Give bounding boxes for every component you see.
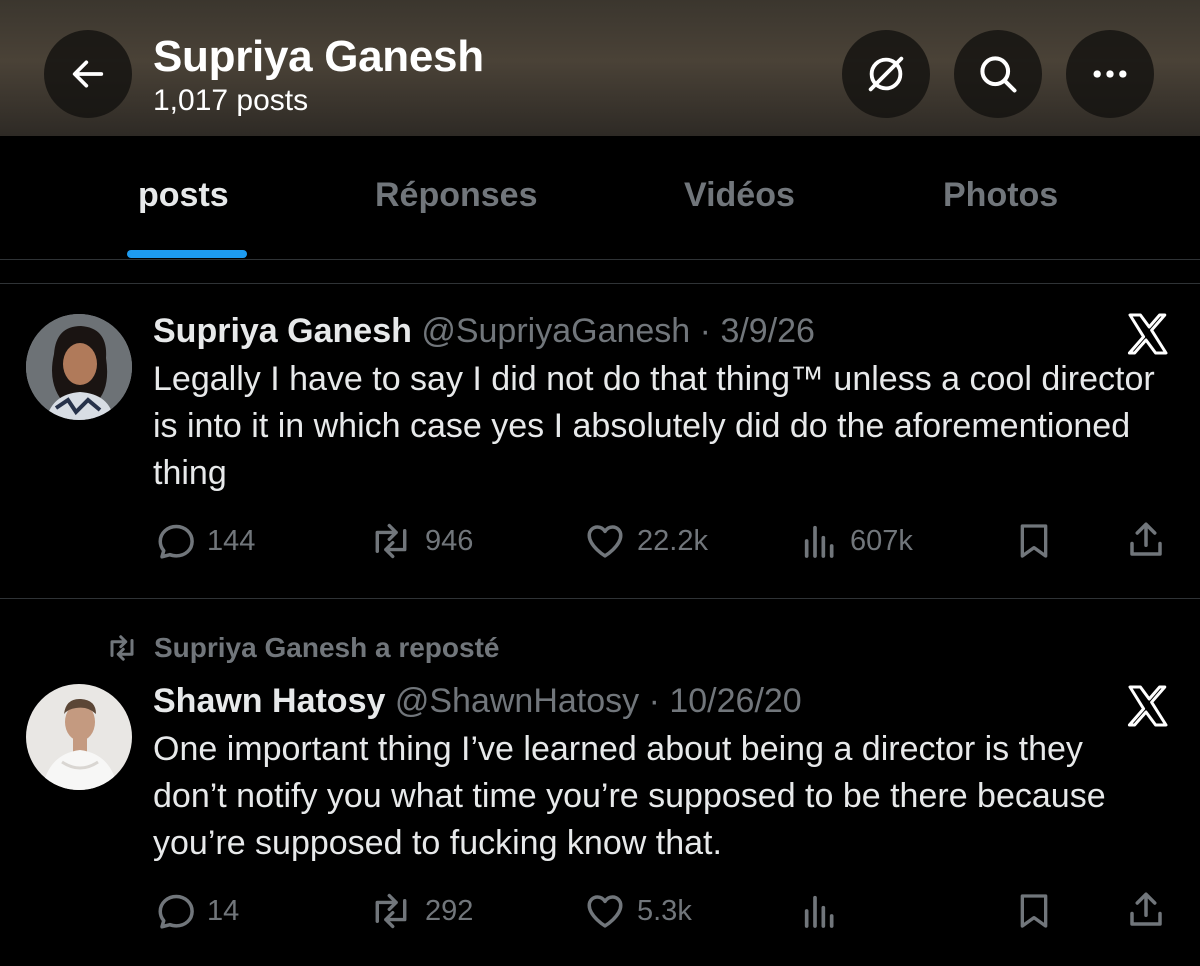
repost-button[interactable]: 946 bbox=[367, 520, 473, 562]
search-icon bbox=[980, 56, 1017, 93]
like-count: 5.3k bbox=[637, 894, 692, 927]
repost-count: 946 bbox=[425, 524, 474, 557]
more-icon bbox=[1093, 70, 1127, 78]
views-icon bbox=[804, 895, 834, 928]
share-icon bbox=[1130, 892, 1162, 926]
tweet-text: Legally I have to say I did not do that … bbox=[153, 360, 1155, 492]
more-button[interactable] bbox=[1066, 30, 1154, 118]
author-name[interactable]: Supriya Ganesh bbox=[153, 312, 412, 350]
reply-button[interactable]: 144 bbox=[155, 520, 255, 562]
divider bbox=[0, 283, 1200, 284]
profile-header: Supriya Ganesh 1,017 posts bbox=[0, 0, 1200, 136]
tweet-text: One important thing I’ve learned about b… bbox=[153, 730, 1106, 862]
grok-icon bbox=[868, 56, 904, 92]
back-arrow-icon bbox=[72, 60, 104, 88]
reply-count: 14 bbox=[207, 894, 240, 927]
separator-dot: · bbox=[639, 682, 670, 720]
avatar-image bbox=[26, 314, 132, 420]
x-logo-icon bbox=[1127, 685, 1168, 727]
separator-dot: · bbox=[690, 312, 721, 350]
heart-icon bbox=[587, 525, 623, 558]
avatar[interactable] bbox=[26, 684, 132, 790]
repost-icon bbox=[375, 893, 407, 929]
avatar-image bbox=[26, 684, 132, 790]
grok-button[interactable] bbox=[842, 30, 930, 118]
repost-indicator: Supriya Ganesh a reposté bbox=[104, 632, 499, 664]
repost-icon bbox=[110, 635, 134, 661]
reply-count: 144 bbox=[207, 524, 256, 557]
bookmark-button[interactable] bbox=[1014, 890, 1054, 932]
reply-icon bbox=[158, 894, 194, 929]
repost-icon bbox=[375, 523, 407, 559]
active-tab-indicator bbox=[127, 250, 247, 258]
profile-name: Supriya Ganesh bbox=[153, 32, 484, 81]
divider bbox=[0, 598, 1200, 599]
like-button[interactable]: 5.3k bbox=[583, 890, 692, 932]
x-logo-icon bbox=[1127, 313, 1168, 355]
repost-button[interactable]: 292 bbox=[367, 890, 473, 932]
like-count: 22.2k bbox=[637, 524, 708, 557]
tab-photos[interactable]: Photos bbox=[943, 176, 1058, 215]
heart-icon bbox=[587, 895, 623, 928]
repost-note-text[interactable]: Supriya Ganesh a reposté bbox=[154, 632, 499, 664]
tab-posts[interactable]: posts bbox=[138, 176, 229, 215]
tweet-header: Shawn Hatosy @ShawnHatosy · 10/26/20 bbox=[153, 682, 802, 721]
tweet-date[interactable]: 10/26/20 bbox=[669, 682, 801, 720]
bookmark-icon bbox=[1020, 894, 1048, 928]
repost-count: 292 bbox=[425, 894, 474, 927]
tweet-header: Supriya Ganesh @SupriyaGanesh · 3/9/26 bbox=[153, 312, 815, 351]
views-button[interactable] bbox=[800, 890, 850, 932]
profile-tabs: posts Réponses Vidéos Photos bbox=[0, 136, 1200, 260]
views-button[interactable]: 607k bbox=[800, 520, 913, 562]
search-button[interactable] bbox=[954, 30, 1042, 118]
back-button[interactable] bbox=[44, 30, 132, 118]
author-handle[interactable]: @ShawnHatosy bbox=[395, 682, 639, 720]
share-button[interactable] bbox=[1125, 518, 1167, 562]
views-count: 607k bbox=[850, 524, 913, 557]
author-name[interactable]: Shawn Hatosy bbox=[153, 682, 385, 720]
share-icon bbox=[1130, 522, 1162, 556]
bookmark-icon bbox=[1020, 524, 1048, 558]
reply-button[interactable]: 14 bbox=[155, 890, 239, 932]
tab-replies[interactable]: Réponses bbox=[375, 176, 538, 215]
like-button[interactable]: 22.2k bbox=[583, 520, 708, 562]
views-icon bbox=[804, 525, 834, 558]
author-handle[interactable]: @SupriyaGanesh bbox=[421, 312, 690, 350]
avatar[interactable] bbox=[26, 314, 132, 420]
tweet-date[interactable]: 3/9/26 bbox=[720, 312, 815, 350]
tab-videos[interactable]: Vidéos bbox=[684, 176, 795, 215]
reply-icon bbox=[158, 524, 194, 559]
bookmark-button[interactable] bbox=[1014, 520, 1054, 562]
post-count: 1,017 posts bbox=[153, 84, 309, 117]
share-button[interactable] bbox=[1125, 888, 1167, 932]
####################
Requirement: Reproduce the listing above verbatim, line for line, omitting the picture.

Result for this exercise:
Give bounding boxes for every component you see.
repost-button[interactable]: 946 bbox=[367, 520, 473, 562]
search-icon bbox=[980, 56, 1017, 93]
like-count: 5.3k bbox=[637, 894, 692, 927]
repost-count: 946 bbox=[425, 524, 474, 557]
more-icon bbox=[1093, 70, 1127, 78]
views-icon bbox=[804, 895, 834, 928]
share-icon bbox=[1130, 892, 1162, 926]
tweet-text: Legally I have to say I did not do that … bbox=[153, 360, 1155, 492]
more-button[interactable] bbox=[1066, 30, 1154, 118]
author-name[interactable]: Supriya Ganesh bbox=[153, 312, 412, 350]
reply-button[interactable]: 144 bbox=[155, 520, 255, 562]
divider bbox=[0, 283, 1200, 284]
profile-header: Supriya Ganesh 1,017 posts bbox=[0, 0, 1200, 136]
tweet-text: One important thing I’ve learned about b… bbox=[153, 730, 1106, 862]
grok-icon bbox=[868, 56, 904, 92]
back-arrow-icon bbox=[72, 60, 104, 88]
reply-count: 14 bbox=[207, 894, 240, 927]
separator-dot: · bbox=[639, 682, 670, 720]
avatar-image bbox=[26, 314, 132, 420]
x-logo-icon bbox=[1127, 685, 1168, 727]
separator-dot: · bbox=[690, 312, 721, 350]
heart-icon bbox=[587, 525, 623, 558]
avatar[interactable] bbox=[26, 684, 132, 790]
repost-icon bbox=[375, 893, 407, 929]
avatar-image bbox=[26, 684, 132, 790]
grok-button[interactable] bbox=[842, 30, 930, 118]
repost-indicator: Supriya Ganesh a reposté bbox=[104, 632, 499, 664]
repost-icon bbox=[110, 635, 134, 661]
reply-count: 144 bbox=[207, 524, 256, 557]
bookmark-button[interactable] bbox=[1014, 890, 1054, 932]
reply-icon bbox=[158, 894, 194, 929]
repost-icon bbox=[375, 523, 407, 559]
active-tab-indicator bbox=[127, 250, 247, 258]
profile-name: Supriya Ganesh bbox=[153, 32, 484, 81]
divider bbox=[0, 598, 1200, 599]
like-button[interactable]: 5.3k bbox=[583, 890, 692, 932]
x-logo-icon bbox=[1127, 313, 1168, 355]
repost-button[interactable]: 292 bbox=[367, 890, 473, 932]
like-count: 22.2k bbox=[637, 524, 708, 557]
tab-photos[interactable]: Photos bbox=[943, 176, 1058, 215]
heart-icon bbox=[587, 895, 623, 928]
repost-note-text[interactable]: Supriya Ganesh a reposté bbox=[154, 632, 499, 664]
tab-posts[interactable]: posts bbox=[138, 176, 229, 215]
tweet-header: Shawn Hatosy @ShawnHatosy · 10/26/20 bbox=[153, 682, 802, 721]
tweet-date[interactable]: 10/26/20 bbox=[669, 682, 801, 720]
bookmark-icon bbox=[1020, 894, 1048, 928]
repost-count: 292 bbox=[425, 894, 474, 927]
tweet-header: Supriya Ganesh @SupriyaGanesh · 3/9/26 bbox=[153, 312, 815, 351]
views-button[interactable] bbox=[800, 890, 850, 932]
profile-tabs: posts Réponses Vidéos Photos bbox=[0, 136, 1200, 260]
views-button[interactable]: 607k bbox=[800, 520, 913, 562]
search-button[interactable] bbox=[954, 30, 1042, 118]
back-button[interactable] bbox=[44, 30, 132, 118]
author-handle[interactable]: @ShawnHatosy bbox=[395, 682, 639, 720]
share-button[interactable] bbox=[1125, 518, 1167, 562]
views-count: 607k bbox=[850, 524, 913, 557]
author-name[interactable]: Shawn Hatosy bbox=[153, 682, 385, 720]
share-icon bbox=[1130, 522, 1162, 556]
bookmark-icon bbox=[1020, 524, 1048, 558]
reply-button[interactable]: 14 bbox=[155, 890, 239, 932]
tab-replies[interactable]: Réponses bbox=[375, 176, 538, 215]
like-button[interactable]: 22.2k bbox=[583, 520, 708, 562]
views-icon bbox=[804, 525, 834, 558]
author-handle[interactable]: @SupriyaGanesh bbox=[421, 312, 690, 350]
avatar[interactable] bbox=[26, 314, 132, 420]
tweet-date[interactable]: 3/9/26 bbox=[720, 312, 815, 350]
tab-videos[interactable]: Vidéos bbox=[684, 176, 795, 215]
reply-icon bbox=[158, 524, 194, 559]
bookmark-button[interactable] bbox=[1014, 520, 1054, 562]
post-count: 1,017 posts bbox=[153, 84, 309, 117]
share-button[interactable] bbox=[1125, 888, 1167, 932]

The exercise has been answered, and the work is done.